* _TASK_
All material below is to be reproduced exactly.

* _DATA FOR THE TASK_
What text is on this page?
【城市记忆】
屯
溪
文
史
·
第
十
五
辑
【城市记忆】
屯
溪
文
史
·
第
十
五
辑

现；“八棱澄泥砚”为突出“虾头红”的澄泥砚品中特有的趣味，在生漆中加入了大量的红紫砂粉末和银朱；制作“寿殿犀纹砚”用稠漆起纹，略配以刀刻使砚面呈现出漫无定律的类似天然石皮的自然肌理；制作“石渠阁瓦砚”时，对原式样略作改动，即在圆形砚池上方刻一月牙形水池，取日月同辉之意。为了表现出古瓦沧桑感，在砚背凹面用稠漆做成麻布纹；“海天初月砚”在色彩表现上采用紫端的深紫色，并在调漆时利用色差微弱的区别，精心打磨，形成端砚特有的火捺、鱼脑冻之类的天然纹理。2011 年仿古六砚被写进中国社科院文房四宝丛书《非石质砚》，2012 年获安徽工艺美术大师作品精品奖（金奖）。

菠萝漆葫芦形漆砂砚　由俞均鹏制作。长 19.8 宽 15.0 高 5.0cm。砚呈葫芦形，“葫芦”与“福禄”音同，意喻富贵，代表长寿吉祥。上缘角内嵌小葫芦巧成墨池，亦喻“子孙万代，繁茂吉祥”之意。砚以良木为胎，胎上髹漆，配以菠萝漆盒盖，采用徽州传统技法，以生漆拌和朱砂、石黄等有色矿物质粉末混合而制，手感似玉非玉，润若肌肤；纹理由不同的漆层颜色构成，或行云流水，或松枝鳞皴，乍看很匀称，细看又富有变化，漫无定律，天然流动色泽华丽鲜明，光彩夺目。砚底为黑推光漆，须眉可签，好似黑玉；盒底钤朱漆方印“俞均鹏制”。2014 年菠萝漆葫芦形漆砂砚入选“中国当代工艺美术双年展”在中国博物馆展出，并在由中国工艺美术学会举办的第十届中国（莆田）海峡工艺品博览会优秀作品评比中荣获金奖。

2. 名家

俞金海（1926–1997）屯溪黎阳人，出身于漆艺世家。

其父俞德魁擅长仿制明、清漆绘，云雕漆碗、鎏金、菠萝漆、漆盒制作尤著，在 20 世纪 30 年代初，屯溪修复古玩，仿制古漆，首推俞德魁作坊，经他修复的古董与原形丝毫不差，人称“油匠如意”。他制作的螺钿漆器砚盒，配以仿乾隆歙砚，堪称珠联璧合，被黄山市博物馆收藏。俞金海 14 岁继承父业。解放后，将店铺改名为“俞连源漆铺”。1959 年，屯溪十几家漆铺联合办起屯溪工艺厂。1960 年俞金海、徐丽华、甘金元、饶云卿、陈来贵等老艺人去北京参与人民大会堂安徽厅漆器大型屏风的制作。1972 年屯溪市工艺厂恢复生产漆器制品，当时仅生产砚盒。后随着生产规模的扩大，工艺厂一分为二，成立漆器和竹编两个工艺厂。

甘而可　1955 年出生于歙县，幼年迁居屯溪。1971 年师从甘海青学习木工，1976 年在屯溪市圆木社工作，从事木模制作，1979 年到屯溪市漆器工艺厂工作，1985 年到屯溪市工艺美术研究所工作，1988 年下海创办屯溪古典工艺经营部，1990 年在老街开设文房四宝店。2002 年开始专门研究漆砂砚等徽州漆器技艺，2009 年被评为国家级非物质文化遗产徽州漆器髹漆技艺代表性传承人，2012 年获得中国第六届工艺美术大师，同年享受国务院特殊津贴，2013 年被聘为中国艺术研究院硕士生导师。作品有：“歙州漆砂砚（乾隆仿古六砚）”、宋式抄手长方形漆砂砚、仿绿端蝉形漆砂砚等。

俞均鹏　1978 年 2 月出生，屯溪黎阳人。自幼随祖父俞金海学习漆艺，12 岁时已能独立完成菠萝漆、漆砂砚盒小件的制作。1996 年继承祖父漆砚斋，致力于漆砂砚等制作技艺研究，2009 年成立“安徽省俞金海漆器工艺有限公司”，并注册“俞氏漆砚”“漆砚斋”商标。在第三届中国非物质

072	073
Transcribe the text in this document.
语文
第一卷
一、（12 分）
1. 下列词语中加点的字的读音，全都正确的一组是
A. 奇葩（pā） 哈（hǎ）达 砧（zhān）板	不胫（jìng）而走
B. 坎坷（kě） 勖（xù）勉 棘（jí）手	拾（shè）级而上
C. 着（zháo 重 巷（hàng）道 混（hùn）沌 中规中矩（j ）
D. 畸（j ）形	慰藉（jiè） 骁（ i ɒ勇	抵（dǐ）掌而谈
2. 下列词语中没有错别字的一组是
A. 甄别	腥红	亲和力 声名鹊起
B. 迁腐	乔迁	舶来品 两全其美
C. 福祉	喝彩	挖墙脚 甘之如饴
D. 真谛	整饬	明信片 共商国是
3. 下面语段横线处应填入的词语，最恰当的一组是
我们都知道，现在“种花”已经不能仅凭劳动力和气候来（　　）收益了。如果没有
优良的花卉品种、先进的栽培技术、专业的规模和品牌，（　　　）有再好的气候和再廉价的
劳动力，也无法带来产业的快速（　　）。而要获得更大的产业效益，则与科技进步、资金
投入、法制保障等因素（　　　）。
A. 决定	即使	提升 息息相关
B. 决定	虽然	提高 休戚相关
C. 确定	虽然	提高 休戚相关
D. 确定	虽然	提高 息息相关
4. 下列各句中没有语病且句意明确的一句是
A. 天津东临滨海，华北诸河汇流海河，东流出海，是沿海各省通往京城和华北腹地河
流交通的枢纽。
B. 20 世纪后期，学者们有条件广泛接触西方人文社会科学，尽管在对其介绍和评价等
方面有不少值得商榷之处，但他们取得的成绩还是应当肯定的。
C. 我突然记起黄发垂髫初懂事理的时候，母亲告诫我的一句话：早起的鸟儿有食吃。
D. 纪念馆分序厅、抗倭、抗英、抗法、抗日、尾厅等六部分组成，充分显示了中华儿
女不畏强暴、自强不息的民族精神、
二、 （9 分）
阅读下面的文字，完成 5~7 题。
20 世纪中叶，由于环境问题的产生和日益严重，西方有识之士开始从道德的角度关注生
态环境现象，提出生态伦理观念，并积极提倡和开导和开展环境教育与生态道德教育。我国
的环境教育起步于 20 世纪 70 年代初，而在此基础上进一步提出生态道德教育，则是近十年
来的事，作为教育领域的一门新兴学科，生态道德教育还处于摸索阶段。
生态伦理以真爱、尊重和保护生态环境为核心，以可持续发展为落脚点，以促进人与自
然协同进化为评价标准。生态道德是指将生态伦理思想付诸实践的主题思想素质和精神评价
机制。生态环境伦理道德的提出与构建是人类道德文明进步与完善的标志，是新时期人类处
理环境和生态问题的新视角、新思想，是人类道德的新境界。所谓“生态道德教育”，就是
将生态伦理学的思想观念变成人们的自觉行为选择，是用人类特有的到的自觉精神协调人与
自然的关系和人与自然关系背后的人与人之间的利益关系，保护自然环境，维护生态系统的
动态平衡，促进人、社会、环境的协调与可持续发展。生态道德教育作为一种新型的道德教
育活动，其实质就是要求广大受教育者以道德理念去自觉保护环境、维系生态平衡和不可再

* _TASK RESPONSE_
What text is on this page?
【城市记忆】
屯
溪
文
史
·
第
十
五
辑
【城市记忆】
屯
溪
文
史
·
第
十
五
辑

现；“八棱澄泥砚”为突出“虾头红”的澄泥砚品中特有的趣味，在生漆中加入了大量的红紫砂粉末和银朱；制作“寿殿犀纹砚”用稠漆起纹，略配以刀刻使砚面呈现出漫无定律的类似天然石皮的自然肌理；制作“石渠阁瓦砚”时，对原式样略作改动，即在圆形砚池上方刻一月牙形水池，取日月同辉之意。为了表现出古瓦沧桑感，在砚背凹面用稠漆做成麻布纹；“海天初月砚”在色彩表现上采用紫端的深紫色，并在调漆时利用色差微弱的区别，精心打磨，形成端砚特有的火捺、鱼脑冻之类的天然纹理。2011 年仿古六砚被写进中国社科院文房四宝丛书《非石质砚》，2012 年获安徽工艺美术大师作品精品奖（金奖）。

菠萝漆葫芦形漆砂砚　由俞均鹏制作。长 19.8 宽 15.0 高 5.0cm。砚呈葫芦形，“葫芦”与“福禄”音同，意喻富贵，代表长寿吉祥。上缘角内嵌小葫芦巧成墨池，亦喻“子孙万代，繁茂吉祥”之意。砚以良木为胎，胎上髹漆，配以菠萝漆盒盖，采用徽州传统技法，以生漆拌和朱砂、石黄等有色矿物质粉末混合而制，手感似玉非玉，润若肌肤；纹理由不同的漆层颜色构成，或行云流水，或松枝鳞皴，乍看很匀称，细看又富有变化，漫无定律，天然流动色泽华丽鲜明，光彩夺目。砚底为黑推光漆，须眉可签，好似黑玉；盒底钤朱漆方印“俞均鹏制”。2014 年菠萝漆葫芦形漆砂砚入选“中国当代工艺美术双年展”在中国博物馆展出，并在由中国工艺美术学会举办的第十届中国（莆田）海峡工艺品博览会优秀作品评比中荣获金奖。

2. 名家

俞金海（1926–1997）屯溪黎阳人，出身于漆艺世家。

其父俞德魁擅长仿制明、清漆绘，云雕漆碗、鎏金、菠萝漆、漆盒制作尤著，在 20 世纪 30 年代初，屯溪修复古玩，仿制古漆，首推俞德魁作坊，经他修复的古董与原形丝毫不差，人称“油匠如意”。他制作的螺钿漆器砚盒，配以仿乾隆歙砚，堪称珠联璧合，被黄山市博物馆收藏。俞金海 14 岁继承父业。解放后，将店铺改名为“俞连源漆铺”。1959 年，屯溪十几家漆铺联合办起屯溪工艺厂。1960 年俞金海、徐丽华、甘金元、饶云卿、陈来贵等老艺人去北京参与人民大会堂安徽厅漆器大型屏风的制作。1972 年屯溪市工艺厂恢复生产漆器制品，当时仅生产砚盒。后随着生产规模的扩大，工艺厂一分为二，成立漆器和竹编两个工艺厂。

甘而可　1955 年出生于歙县，幼年迁居屯溪。1971 年师从甘海青学习木工，1976 年在屯溪市圆木社工作，从事木模制作，1979 年到屯溪市漆器工艺厂工作，1985 年到屯溪市工艺美术研究所工作，1988 年下海创办屯溪古典工艺经营部，1990 年在老街开设文房四宝店。2002 年开始专门研究漆砂砚等徽州漆器技艺，2009 年被评为国家级非物质文化遗产徽州漆器髹漆技艺代表性传承人，2012 年获得中国第六届工艺美术大师，同年享受国务院特殊津贴，2013 年被聘为中国艺术研究院硕士生导师。作品有：“歙州漆砂砚（乾隆仿古六砚）”、宋式抄手长方形漆砂砚、仿绿端蝉形漆砂砚等。

俞均鹏　1978 年 2 月出生，屯溪黎阳人。自幼随祖父俞金海学习漆艺，12 岁时已能独立完成菠萝漆、漆砂砚盒小件的制作。1996 年继承祖父漆砚斋，致力于漆砂砚等制作技艺研究，2009 年成立“安徽省俞金海漆器工艺有限公司”，并注册“俞氏漆砚”“漆砚斋”商标。在第三届中国非物质

072	073
Transcribe the text in this document.
语文
第一卷
一、（12 分）
1. 下列词语中加点的字的读音，全都正确的一组是
A. 奇葩（pā） 哈（hǎ）达 砧（zhān）板	不胫（jìng）而走
B. 坎坷（kě） 勖（xù）勉 棘（jí）手	拾（shè）级而上
C. 着（zháo 重 巷（hàng）道 混（hùn）沌 中规中矩（j ）
D. 畸（j ）形	慰藉（jiè） 骁（ i ɒ勇	抵（dǐ）掌而谈
2. 下列词语中没有错别字的一组是
A. 甄别	腥红	亲和力 声名鹊起
B. 迁腐	乔迁	舶来品 两全其美
C. 福祉	喝彩	挖墙脚 甘之如饴
D. 真谛	整饬	明信片 共商国是
3. 下面语段横线处应填入的词语，最恰当的一组是
我们都知道，现在“种花”已经不能仅凭劳动力和气候来（　　）收益了。如果没有
优良的花卉品种、先进的栽培技术、专业的规模和品牌，（　　　）有再好的气候和再廉价的
劳动力，也无法带来产业的快速（　　）。而要获得更大的产业效益，则与科技进步、资金
投入、法制保障等因素（　　　）。
A. 决定	即使	提升 息息相关
B. 决定	虽然	提高 休戚相关
C. 确定	虽然	提高 休戚相关
D. 确定	虽然	提高 息息相关
4. 下列各句中没有语病且句意明确的一句是
A. 天津东临滨海，华北诸河汇流海河，东流出海，是沿海各省通往京城和华北腹地河
流交通的枢纽。
B. 20 世纪后期，学者们有条件广泛接触西方人文社会科学，尽管在对其介绍和评价等
方面有不少值得商榷之处，但他们取得的成绩还是应当肯定的。
C. 我突然记起黄发垂髫初懂事理的时候，母亲告诫我的一句话：早起的鸟儿有食吃。
D. 纪念馆分序厅、抗倭、抗英、抗法、抗日、尾厅等六部分组成，充分显示了中华儿
女不畏强暴、自强不息的民族精神、
二、 （9 分）
阅读下面的文字，完成 5~7 题。
20 世纪中叶，由于环境问题的产生和日益严重，西方有识之士开始从道德的角度关注生
态环境现象，提出生态伦理观念，并积极提倡和开导和开展环境教育与生态道德教育。我国
的环境教育起步于 20 世纪 70 年代初，而在此基础上进一步提出生态道德教育，则是近十年
来的事，作为教育领域的一门新兴学科，生态道德教育还处于摸索阶段。
生态伦理以真爱、尊重和保护生态环境为核心，以可持续发展为落脚点，以促进人与自
然协同进化为评价标准。生态道德是指将生态伦理思想付诸实践的主题思想素质和精神评价
机制。生态环境伦理道德的提出与构建是人类道德文明进步与完善的标志，是新时期人类处
理环境和生态问题的新视角、新思想，是人类道德的新境界。所谓“生态道德教育”，就是
将生态伦理学的思想观念变成人们的自觉行为选择，是用人类特有的到的自觉精神协调人与
自然的关系和人与自然关系背后的人与人之间的利益关系，保护自然环境，维护生态系统的
动态平衡，促进人、社会、环境的协调与可持续发展。生态道德教育作为一种新型的道德教
育活动，其实质就是要求广大受教育者以道德理念去自觉保护环境、维系生态平衡和不可再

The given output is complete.